## Task directions
Transcribe the material exactly. Images do not belong in the copy.

Records from a collection of figures:
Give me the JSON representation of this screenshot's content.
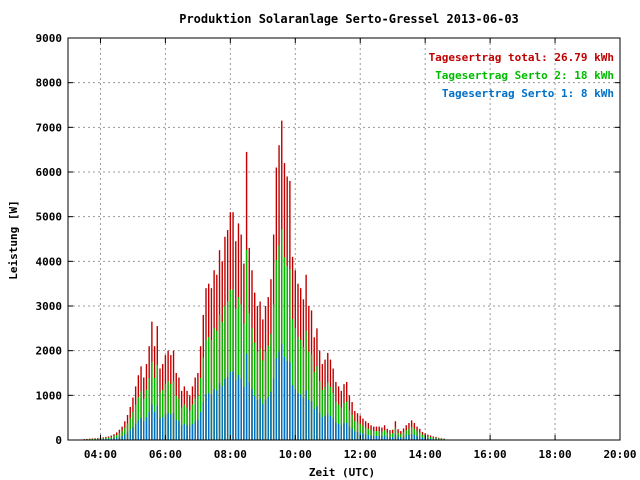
{
  "chart_data": {
    "type": "bar",
    "title": "Produktion Solaranlage Serto-Gressel 2013-06-03",
    "xlabel": "Zeit (UTC)",
    "ylabel": "Leistung [W]",
    "xlim_hours": [
      3.0,
      20.0
    ],
    "ylim": [
      0,
      9000
    ],
    "x_ticks": [
      "04:00",
      "06:00",
      "08:00",
      "10:00",
      "12:00",
      "14:00",
      "16:00",
      "18:00",
      "20:00"
    ],
    "y_ticks": [
      "0",
      "1000",
      "2000",
      "3000",
      "4000",
      "5000",
      "6000",
      "7000",
      "8000",
      "9000"
    ],
    "grid": true,
    "legend_position": "top-right",
    "legend": [
      {
        "label": "Tagesertrag total: 26.79 kWh",
        "color": "#c00000"
      },
      {
        "label": "Tagesertrag Serto 2: 18 kWh",
        "color": "#00bb00"
      },
      {
        "label": "Tagesertrag Serto 1: 8 kWh",
        "color": "#0070c8"
      }
    ],
    "interval_minutes": 5,
    "series": [
      {
        "name": "total",
        "color": "#c00000",
        "values": [
          20,
          25,
          30,
          35,
          40,
          45,
          50,
          60,
          70,
          80,
          100,
          130,
          170,
          230,
          300,
          420,
          560,
          740,
          950,
          1200,
          1450,
          1650,
          1400,
          1700,
          2100,
          2650,
          2100,
          2550,
          1600,
          1700,
          1900,
          2000,
          1900,
          2000,
          1500,
          1400,
          1100,
          1200,
          1100,
          1000,
          1200,
          1400,
          1500,
          2100,
          2800,
          3400,
          3500,
          3400,
          3800,
          3700,
          4250,
          4000,
          4550,
          4700,
          5100,
          5100,
          4450,
          4850,
          4600,
          3950,
          6450,
          4300,
          3800,
          3300,
          3000,
          3100,
          2700,
          3000,
          3200,
          3600,
          4600,
          6100,
          6600,
          7150,
          6200,
          5900,
          5800,
          4100,
          3800,
          3500,
          3400,
          3150,
          3700,
          3000,
          2900,
          2300,
          2500,
          2000,
          1700,
          1800,
          1950,
          1800,
          1600,
          1300,
          1200,
          1100,
          1250,
          1300,
          1000,
          850,
          650,
          600,
          550,
          480,
          420,
          380,
          330,
          300,
          300,
          300,
          280,
          330,
          250,
          220,
          230,
          420,
          240,
          200,
          260,
          330,
          380,
          440,
          380,
          300,
          250,
          180,
          150,
          120,
          100,
          80,
          70,
          50,
          40,
          30
        ]
      },
      {
        "name": "Serto 2",
        "color": "#00bb00",
        "values": [
          13,
          17,
          20,
          23,
          27,
          30,
          33,
          40,
          47,
          53,
          66,
          86,
          112,
          152,
          198,
          277,
          370,
          488,
          627,
          792,
          957,
          1089,
          924,
          1122,
          1386,
          1749,
          1386,
          1683,
          1056,
          1122,
          1254,
          1320,
          1254,
          1320,
          990,
          924,
          726,
          792,
          726,
          660,
          792,
          924,
          990,
          1386,
          1848,
          2244,
          2310,
          2244,
          2508,
          2442,
          2805,
          2640,
          3003,
          3102,
          3366,
          3366,
          2937,
          3201,
          3036,
          2607,
          4257,
          2838,
          2508,
          2178,
          1980,
          2046,
          1782,
          1980,
          2112,
          2376,
          3036,
          4026,
          4356,
          4719,
          4092,
          3894,
          3828,
          2706,
          2508,
          2310,
          2244,
          2079,
          2442,
          1980,
          1914,
          1518,
          1650,
          1320,
          1122,
          1188,
          1287,
          1188,
          1056,
          858,
          792,
          726,
          825,
          858,
          660,
          561,
          429,
          396,
          363,
          317,
          277,
          251,
          218,
          198,
          198,
          198,
          185,
          218,
          165,
          145,
          152,
          277,
          158,
          132,
          172,
          218,
          251,
          290,
          251,
          198,
          165,
          119,
          99,
          79,
          66,
          53,
          46,
          33,
          26,
          20
        ]
      },
      {
        "name": "Serto 1",
        "color": "#0070c8",
        "values": [
          6,
          8,
          9,
          11,
          12,
          14,
          15,
          18,
          21,
          24,
          30,
          39,
          51,
          69,
          90,
          126,
          168,
          222,
          285,
          360,
          435,
          495,
          420,
          510,
          630,
          795,
          630,
          765,
          480,
          510,
          570,
          600,
          570,
          600,
          450,
          420,
          330,
          360,
          330,
          300,
          360,
          420,
          450,
          630,
          840,
          1020,
          1050,
          1020,
          1140,
          1110,
          1275,
          1200,
          1365,
          1410,
          1530,
          1530,
          1335,
          1455,
          1380,
          1185,
          1935,
          1290,
          1140,
          990,
          900,
          930,
          810,
          900,
          960,
          1080,
          1380,
          1830,
          1980,
          2145,
          1860,
          1770,
          1740,
          1230,
          1140,
          1050,
          1020,
          945,
          1110,
          900,
          870,
          690,
          750,
          600,
          510,
          540,
          585,
          540,
          480,
          390,
          360,
          330,
          375,
          390,
          300,
          255,
          195,
          180,
          165,
          144,
          126,
          114,
          99,
          90,
          90,
          90,
          84,
          99,
          75,
          66,
          69,
          126,
          72,
          60,
          78,
          99,
          114,
          132,
          114,
          90,
          75,
          54,
          45,
          36,
          30,
          24,
          21,
          15,
          12,
          9
        ]
      }
    ]
  }
}
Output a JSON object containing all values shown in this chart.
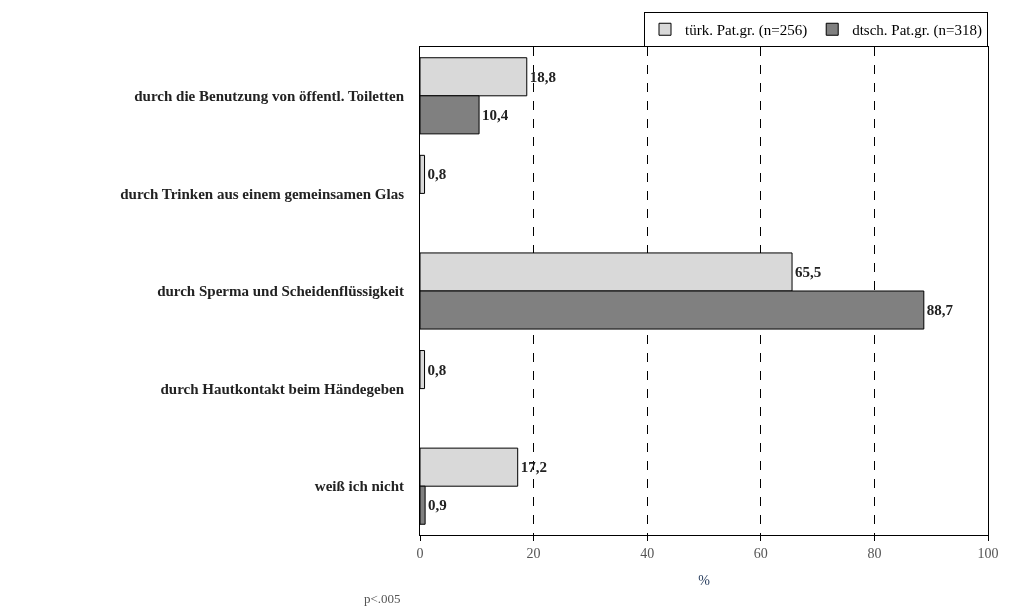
{
  "chart_data": {
    "type": "bar",
    "orientation": "horizontal",
    "categories": [
      "durch die Benutzung von öffentl. Toiletten",
      "durch Trinken aus einem gemeinsamen Glas",
      "durch Sperma und Scheidenflüssigkeit",
      "durch Hautkontakt beim Händegeben",
      "weiß ich nicht"
    ],
    "series": [
      {
        "name": "türk. Pat.gr. (n=256)",
        "color": "#d9d9d9",
        "values": [
          18.8,
          0.8,
          65.5,
          0.8,
          17.2
        ],
        "value_labels": [
          "18,8",
          "0,8",
          "65,5",
          "0,8",
          "17,2"
        ]
      },
      {
        "name": "dtsch. Pat.gr. (n=318)",
        "color": "#808080",
        "values": [
          10.4,
          null,
          88.7,
          null,
          0.9
        ],
        "value_labels": [
          "10,4",
          null,
          "88,7",
          null,
          "0,9"
        ]
      }
    ],
    "xlabel": "%",
    "xlim": [
      0,
      100
    ],
    "xticks": [
      0,
      20,
      40,
      60,
      80,
      100
    ],
    "grid": "x",
    "line_style": "dashed",
    "legend": "top right",
    "annotations": [
      "p<.005"
    ]
  }
}
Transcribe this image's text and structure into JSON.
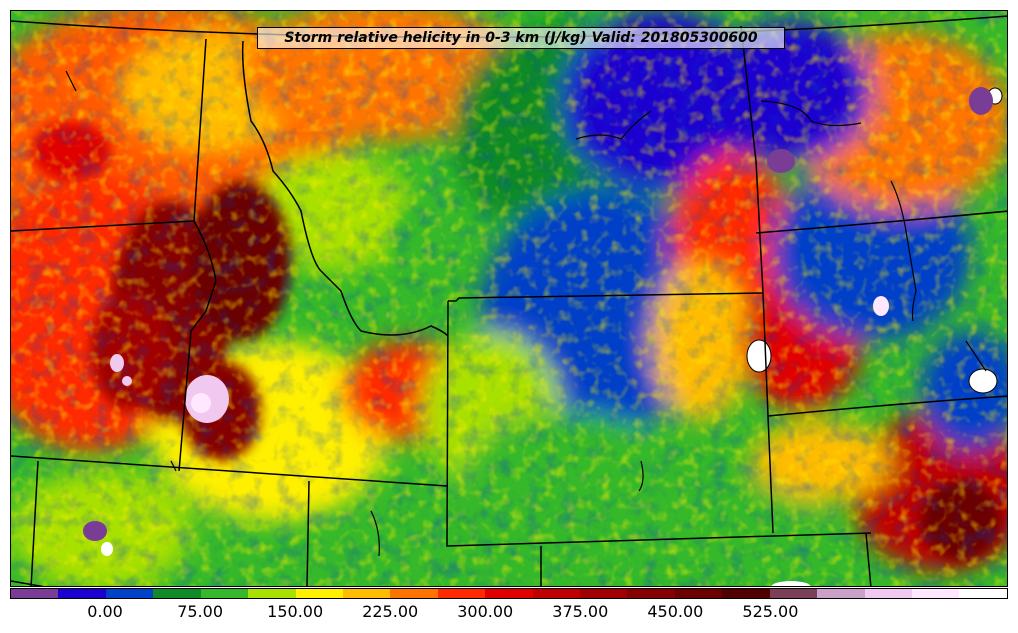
{
  "title": "Storm relative helicity in 0-3 km (J/kg) Valid: 201805300600",
  "colorbar": {
    "colors": [
      "#7a3d96",
      "#1c00d0",
      "#0041c8",
      "#118a28",
      "#35b82a",
      "#a8e000",
      "#fff000",
      "#ffbc00",
      "#ff7400",
      "#ff2a00",
      "#e00000",
      "#bf0000",
      "#a10000",
      "#850000",
      "#6a0000",
      "#500000",
      "#7c3f58",
      "#c8a0c8",
      "#f0c8f0",
      "#ffe8ff",
      "#ffffff"
    ],
    "tick_labels": [
      "0.00",
      "75.00",
      "150.00",
      "225.00",
      "300.00",
      "375.00",
      "450.00",
      "525.00"
    ]
  }
}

## Answer to the exercise
Give me the JSON representation of this screenshot's content.
{
  "chart_data": {
    "type": "bar",
    "title": "Produktion Solaranlage Serto-Gressel 2013-06-03",
    "xlabel": "Zeit (UTC)",
    "ylabel": "Leistung [W]",
    "xlim_hours": [
      3.0,
      20.0
    ],
    "ylim": [
      0,
      9000
    ],
    "x_ticks": [
      "04:00",
      "06:00",
      "08:00",
      "10:00",
      "12:00",
      "14:00",
      "16:00",
      "18:00",
      "20:00"
    ],
    "y_ticks": [
      "0",
      "1000",
      "2000",
      "3000",
      "4000",
      "5000",
      "6000",
      "7000",
      "8000",
      "9000"
    ],
    "grid": true,
    "legend_position": "top-right",
    "legend": [
      {
        "label": "Tagesertrag total: 26.79 kWh",
        "color": "#c00000"
      },
      {
        "label": "Tagesertrag Serto 2: 18 kWh",
        "color": "#00bb00"
      },
      {
        "label": "Tagesertrag Serto 1: 8 kWh",
        "color": "#0070c8"
      }
    ],
    "interval_minutes": 5,
    "series": [
      {
        "name": "total",
        "color": "#c00000",
        "values": [
          20,
          25,
          30,
          35,
          40,
          45,
          50,
          60,
          70,
          80,
          100,
          130,
          170,
          230,
          300,
          420,
          560,
          740,
          950,
          1200,
          1450,
          1650,
          1400,
          1700,
          2100,
          2650,
          2100,
          2550,
          1600,
          1700,
          1900,
          2000,
          1900,
          2000,
          1500,
          1400,
          1100,
          1200,
          1100,
          1000,
          1200,
          1400,
          1500,
          2100,
          2800,
          3400,
          3500,
          3400,
          3800,
          3700,
          4250,
          4000,
          4550,
          4700,
          5100,
          5100,
          4450,
          4850,
          4600,
          3950,
          6450,
          4300,
          3800,
          3300,
          3000,
          3100,
          2700,
          3000,
          3200,
          3600,
          4600,
          6100,
          6600,
          7150,
          6200,
          5900,
          5800,
          4100,
          3800,
          3500,
          3400,
          3150,
          3700,
          3000,
          2900,
          2300,
          2500,
          2000,
          1700,
          1800,
          1950,
          1800,
          1600,
          1300,
          1200,
          1100,
          1250,
          1300,
          1000,
          850,
          650,
          600,
          550,
          480,
          420,
          380,
          330,
          300,
          300,
          300,
          280,
          330,
          250,
          220,
          230,
          420,
          240,
          200,
          260,
          330,
          380,
          440,
          380,
          300,
          250,
          180,
          150,
          120,
          100,
          80,
          70,
          50,
          40,
          30
        ]
      },
      {
        "name": "Serto 2",
        "color": "#00bb00",
        "values": [
          13,
          17,
          20,
          23,
          27,
          30,
          33,
          40,
          47,
          53,
          66,
          86,
          112,
          152,
          198,
          277,
          370,
          488,
          627,
          792,
          957,
          1089,
          924,
          1122,
          1386,
          1749,
          1386,
          1683,
          1056,
          1122,
          1254,
          1320,
          1254,
          1320,
          990,
          924,
          726,
          792,
          726,
          660,
          792,
          924,
          990,
          1386,
          1848,
          2244,
          2310,
          2244,
          2508,
          2442,
          2805,
          2640,
          3003,
          3102,
          3366,
          3366,
          2937,
          3201,
          3036,
          2607,
          4257,
          2838,
          2508,
          2178,
          1980,
          2046,
          1782,
          1980,
          2112,
          2376,
          3036,
          4026,
          4356,
          4719,
          4092,
          3894,
          3828,
          2706,
          2508,
          2310,
          2244,
          2079,
          2442,
          1980,
          1914,
          1518,
          1650,
          1320,
          1122,
          1188,
          1287,
          1188,
          1056,
          858,
          792,
          726,
          825,
          858,
          660,
          561,
          429,
          396,
          363,
          317,
          277,
          251,
          218,
          198,
          198,
          198,
          185,
          218,
          165,
          145,
          152,
          277,
          158,
          132,
          172,
          218,
          251,
          290,
          251,
          198,
          165,
          119,
          99,
          79,
          66,
          53,
          46,
          33,
          26,
          20
        ]
      },
      {
        "name": "Serto 1",
        "color": "#0070c8",
        "values": [
          6,
          8,
          9,
          11,
          12,
          14,
          15,
          18,
          21,
          24,
          30,
          39,
          51,
          69,
          90,
          126,
          168,
          222,
          285,
          360,
          435,
          495,
          420,
          510,
          630,
          795,
          630,
          765,
          480,
          510,
          570,
          600,
          570,
          600,
          450,
          420,
          330,
          360,
          330,
          300,
          360,
          420,
          450,
          630,
          840,
          1020,
          1050,
          1020,
          1140,
          1110,
          1275,
          1200,
          1365,
          1410,
          1530,
          1530,
          1335,
          1455,
          1380,
          1185,
          1935,
          1290,
          1140,
          990,
          900,
          930,
          810,
          900,
          960,
          1080,
          1380,
          1830,
          1980,
          2145,
          1860,
          1770,
          1740,
          1230,
          1140,
          1050,
          1020,
          945,
          1110,
          900,
          870,
          690,
          750,
          600,
          510,
          540,
          585,
          540,
          480,
          390,
          360,
          330,
          375,
          390,
          300,
          255,
          195,
          180,
          165,
          144,
          126,
          114,
          99,
          90,
          90,
          90,
          84,
          99,
          75,
          66,
          69,
          126,
          72,
          60,
          78,
          99,
          114,
          132,
          114,
          90,
          75,
          54,
          45,
          36,
          30,
          24,
          21,
          15,
          12,
          9
        ]
      }
    ]
  }
}
Output a JSON object containing all values shown in this chart.
{
  "chart_data": {
    "type": "bar",
    "orientation": "horizontal",
    "categories": [
      "durch die Benutzung von öffentl. Toiletten",
      "durch Trinken aus einem gemeinsamen Glas",
      "durch Sperma und Scheidenflüssigkeit",
      "durch Hautkontakt beim Händegeben",
      "weiß ich nicht"
    ],
    "series": [
      {
        "name": "türk. Pat.gr. (n=256)",
        "color": "#d9d9d9",
        "values": [
          18.8,
          0.8,
          65.5,
          0.8,
          17.2
        ],
        "value_labels": [
          "18,8",
          "0,8",
          "65,5",
          "0,8",
          "17,2"
        ]
      },
      {
        "name": "dtsch. Pat.gr. (n=318)",
        "color": "#808080",
        "values": [
          10.4,
          null,
          88.7,
          null,
          0.9
        ],
        "value_labels": [
          "10,4",
          null,
          "88,7",
          null,
          "0,9"
        ]
      }
    ],
    "xlabel": "%",
    "xlim": [
      0,
      100
    ],
    "xticks": [
      0,
      20,
      40,
      60,
      80,
      100
    ],
    "grid": "x",
    "line_style": "dashed",
    "legend": "top right",
    "annotations": [
      "p<.005"
    ]
  }
}
Transcribe this image's text and structure into JSON.
{
  "title": "Storm relative helicity in 0-3 km (J/kg) Valid: 201805300600",
  "colorbar": {
    "colors": [
      "#7a3d96",
      "#1c00d0",
      "#0041c8",
      "#118a28",
      "#35b82a",
      "#a8e000",
      "#fff000",
      "#ffbc00",
      "#ff7400",
      "#ff2a00",
      "#e00000",
      "#bf0000",
      "#a10000",
      "#850000",
      "#6a0000",
      "#500000",
      "#7c3f58",
      "#c8a0c8",
      "#f0c8f0",
      "#ffe8ff",
      "#ffffff"
    ],
    "tick_labels": [
      "0.00",
      "75.00",
      "150.00",
      "225.00",
      "300.00",
      "375.00",
      "450.00",
      "525.00"
    ]
  }
}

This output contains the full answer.